Extracted records:
■ ■ ■ ■ ■ ■ ■

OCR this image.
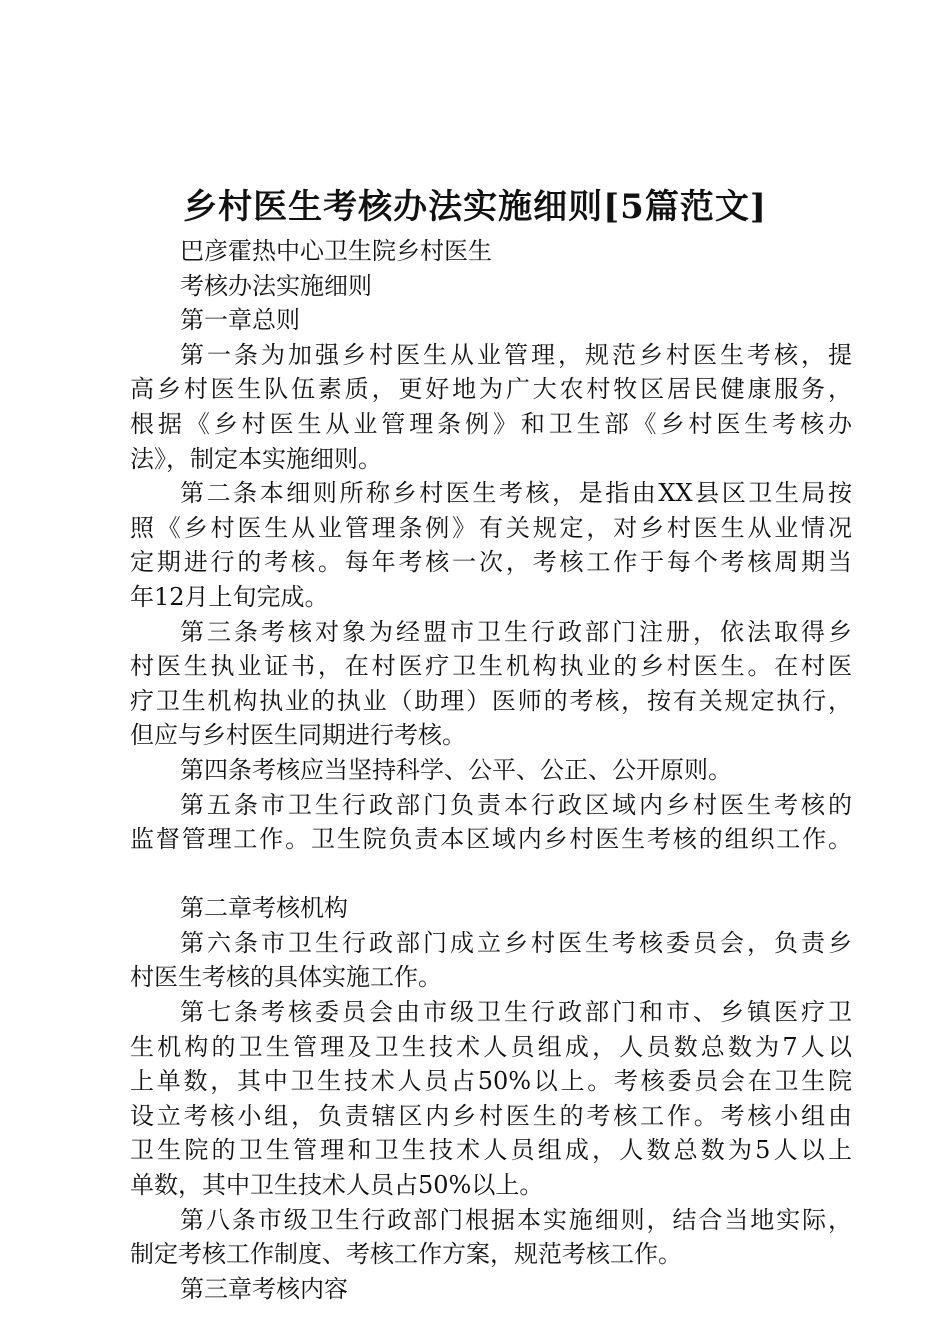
乡村医生考核办法实施细则[5篇范文]
巴彦霍热中心卫生院乡村医生
考核办法实施细则
第一章总则
第一条为加强乡村医生从业管理，规范乡村医生考核，提
高乡村医生队伍素质，更好地为广大农村牧区居民健康服务，
根据《乡村医生从业管理条例》和卫生部《乡村医生考核办
法》，制定本实施细则。
第二条本细则所称乡村医生考核，是指由XX县区卫生局按
照《乡村医生从业管理条例》有关规定，对乡村医生从业情况
定期进行的考核。每年考核一次，考核工作于每个考核周期当
年12月上旬完成。
第三条考核对象为经盟市卫生行政部门注册，依法取得乡
村医生执业证书，在村医疗卫生机构执业的乡村医生。在村医
疗卫生机构执业的执业（助理）医师的考核，按有关规定执行，
但应与乡村医生同期进行考核。
第四条考核应当坚持科学、公平、公正、公开原则。
第五条市卫生行政部门负责本行政区域内乡村医生考核的
监督管理工作。卫生院负责本区域内乡村医生考核的组织工作。
第二章考核机构
第六条市卫生行政部门成立乡村医生考核委员会，负责乡
村医生考核的具体实施工作。
第七条考核委员会由市级卫生行政部门和市、乡镇医疗卫
生机构的卫生管理及卫生技术人员组成，人员数总数为7人以
上单数，其中卫生技术人员占50%以上。考核委员会在卫生院
设立考核小组，负责辖区内乡村医生的考核工作。考核小组由
卫生院的卫生管理和卫生技术人员组成，人数总数为5人以上
单数，其中卫生技术人员占50%以上。
第八条市级卫生行政部门根据本实施细则，结合当地实际，
制定考核工作制度、考核工作方案，规范考核工作。
第三章考核内容
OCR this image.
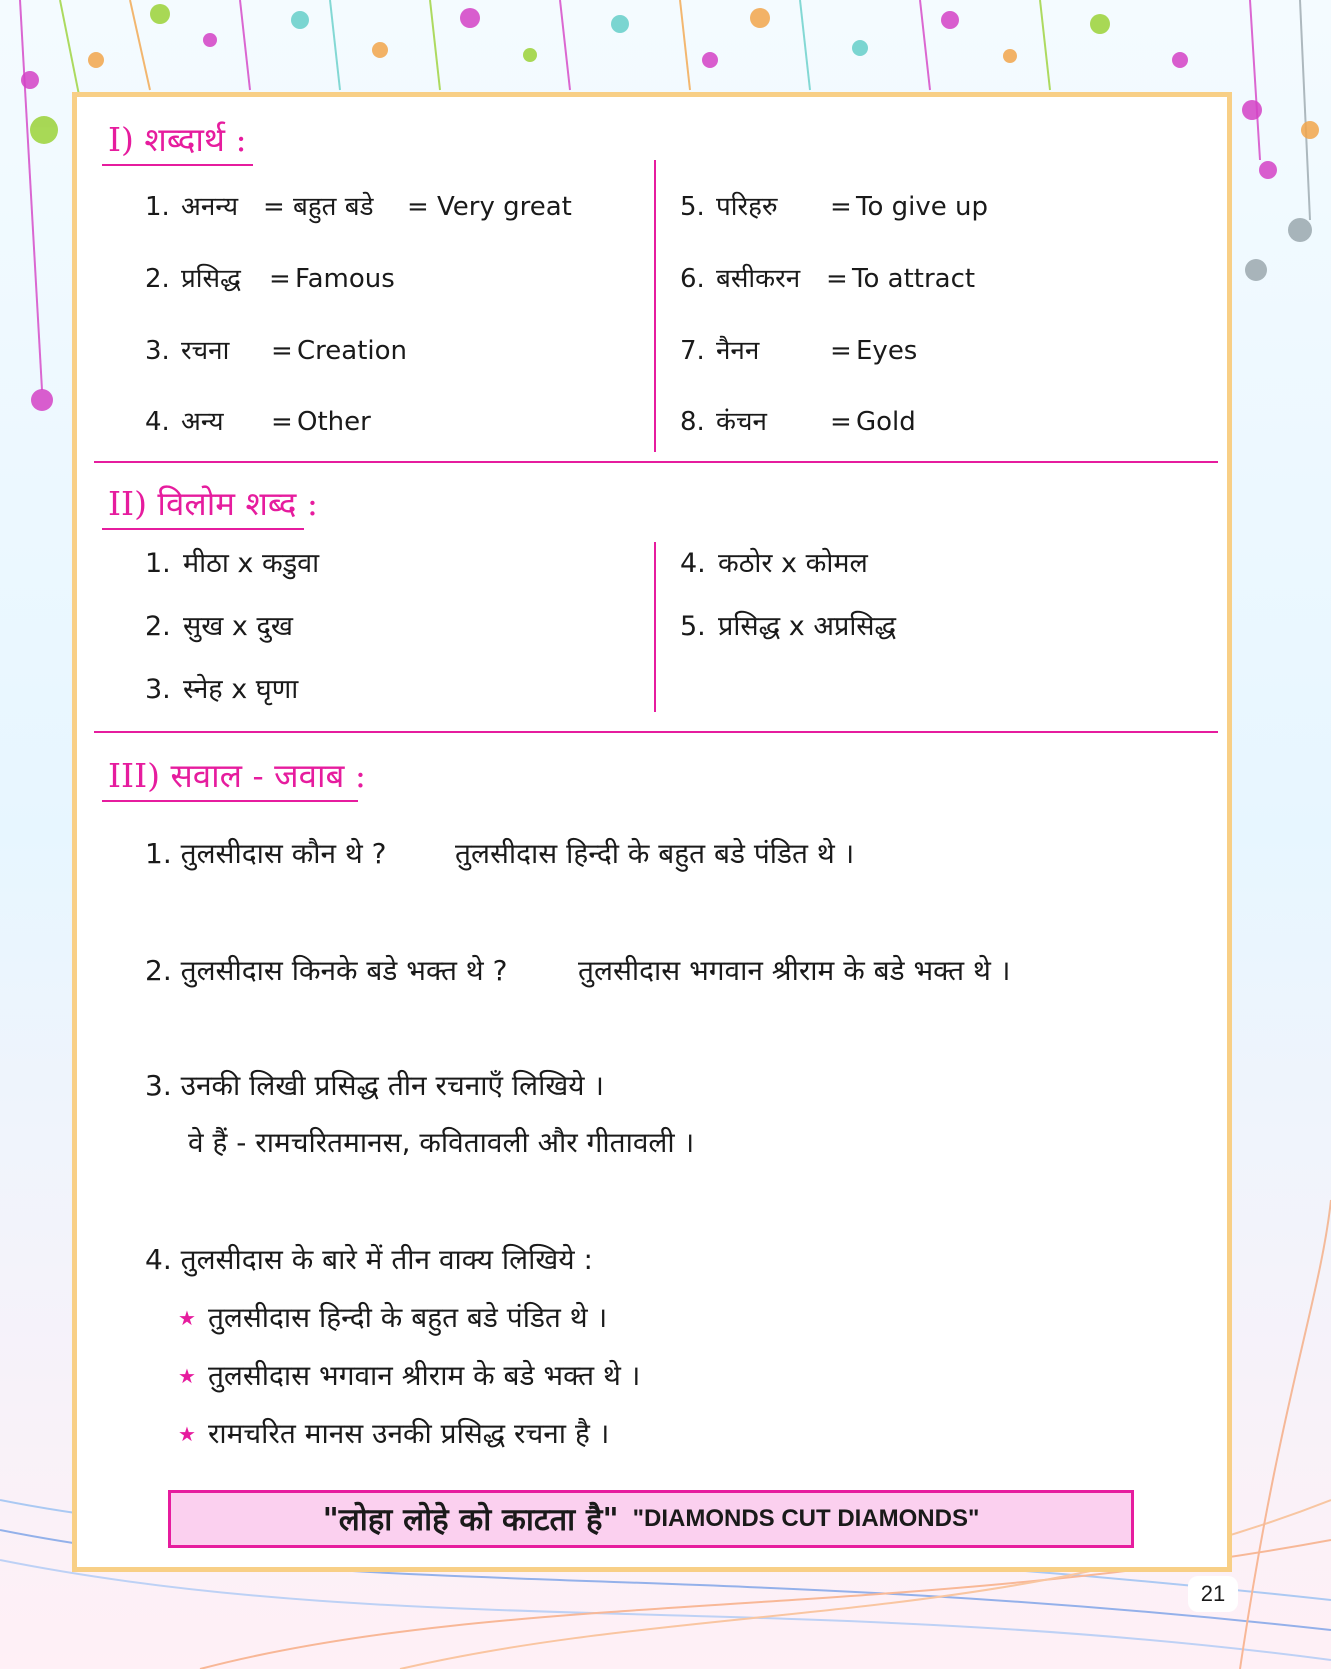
I) शब्दार्थ :
1. अनन्य = बहुत बडे = Very great
2. प्रसिद्ध = Famous
3. रचना = Creation
4. अन्य = Other
5. परिहरु = To give up
6. बसीकरन = To attract
7. नैनन	= Eyes
8. कंचन = Gold
II) विलोम शब्द :
1. मीठा x कडुवा
2. सुख x दुख
3. स्नेह x घृणा
4. कठोर x कोमल
5. प्रसिद्ध x अप्रसिद्ध
III) सवाल - जवाब :
1. तुलसीदास कौन थे ? तुलसीदास हिन्दी के बहुत बडे पंडित थे ।
2. तुलसीदास किनके बडे भक्त थे ?	तुलसीदास भगवान श्रीराम के बडे भक्त थे ।
3. उनकी लिखी प्रसिद्ध तीन रचनाएँ लिखिये ।
वे हैं - रामचरितमानस, कवितावली और गीतावली ।
4. तुलसीदास के बारे में तीन वाक्य लिखिये :
★ तुलसीदास हिन्दी के बहुत बडे पंडित थे ।
★ तुलसीदास भगवान श्रीराम के बडे भक्त थे ।
★ रामचरित मानस उनकी प्रसिद्ध रचना है ।
"लोहा लोहे को काटता है" "DIAMONDS CUT DIAMONDS"
21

■ ■ ■ ■ ■ ■ ■

What is needed: Copy out every line of the material above exactly, skipping the pictures.

Exercise result:
OCR this image.
乡村医生考核办法实施细则[5篇范文]
巴彦霍热中心卫生院乡村医生
考核办法实施细则
第一章总则
第一条为加强乡村医生从业管理，规范乡村医生考核，提
高乡村医生队伍素质，更好地为广大农村牧区居民健康服务，
根据《乡村医生从业管理条例》和卫生部《乡村医生考核办
法》，制定本实施细则。
第二条本细则所称乡村医生考核，是指由XX县区卫生局按
照《乡村医生从业管理条例》有关规定，对乡村医生从业情况
定期进行的考核。每年考核一次，考核工作于每个考核周期当
年12月上旬完成。
第三条考核对象为经盟市卫生行政部门注册，依法取得乡
村医生执业证书，在村医疗卫生机构执业的乡村医生。在村医
疗卫生机构执业的执业（助理）医师的考核，按有关规定执行，
但应与乡村医生同期进行考核。
第四条考核应当坚持科学、公平、公正、公开原则。
第五条市卫生行政部门负责本行政区域内乡村医生考核的
监督管理工作。卫生院负责本区域内乡村医生考核的组织工作。
第二章考核机构
第六条市卫生行政部门成立乡村医生考核委员会，负责乡
村医生考核的具体实施工作。
第七条考核委员会由市级卫生行政部门和市、乡镇医疗卫
生机构的卫生管理及卫生技术人员组成，人员数总数为7人以
上单数，其中卫生技术人员占50%以上。考核委员会在卫生院
设立考核小组，负责辖区内乡村医生的考核工作。考核小组由
卫生院的卫生管理和卫生技术人员组成，人数总数为5人以上
单数，其中卫生技术人员占50%以上。
第八条市级卫生行政部门根据本实施细则，结合当地实际，
制定考核工作制度、考核工作方案，规范考核工作。
第三章考核内容
OCR this image.
I) शब्दार्थ :
1. अनन्य = बहुत बडे = Very great
2. प्रसिद्ध = Famous
3. रचना = Creation
4. अन्य = Other
5. परिहरु = To give up
6. बसीकरन = To attract
7. नैनन	= Eyes
8. कंचन = Gold
II) विलोम शब्द :
1. मीठा x कडुवा
2. सुख x दुख
3. स्नेह x घृणा
4. कठोर x कोमल
5. प्रसिद्ध x अप्रसिद्ध
III) सवाल - जवाब :
1. तुलसीदास कौन थे ? तुलसीदास हिन्दी के बहुत बडे पंडित थे ।
2. तुलसीदास किनके बडे भक्त थे ?	तुलसीदास भगवान श्रीराम के बडे भक्त थे ।
3. उनकी लिखी प्रसिद्ध तीन रचनाएँ लिखिये ।
वे हैं - रामचरितमानस, कवितावली और गीतावली ।
4. तुलसीदास के बारे में तीन वाक्य लिखिये :
★ तुलसीदास हिन्दी के बहुत बडे पंडित थे ।
★ तुलसीदास भगवान श्रीराम के बडे भक्त थे ।
★ रामचरित मानस उनकी प्रसिद्ध रचना है ।
"लोहा लोहे को काटता है" "DIAMONDS CUT DIAMONDS"
21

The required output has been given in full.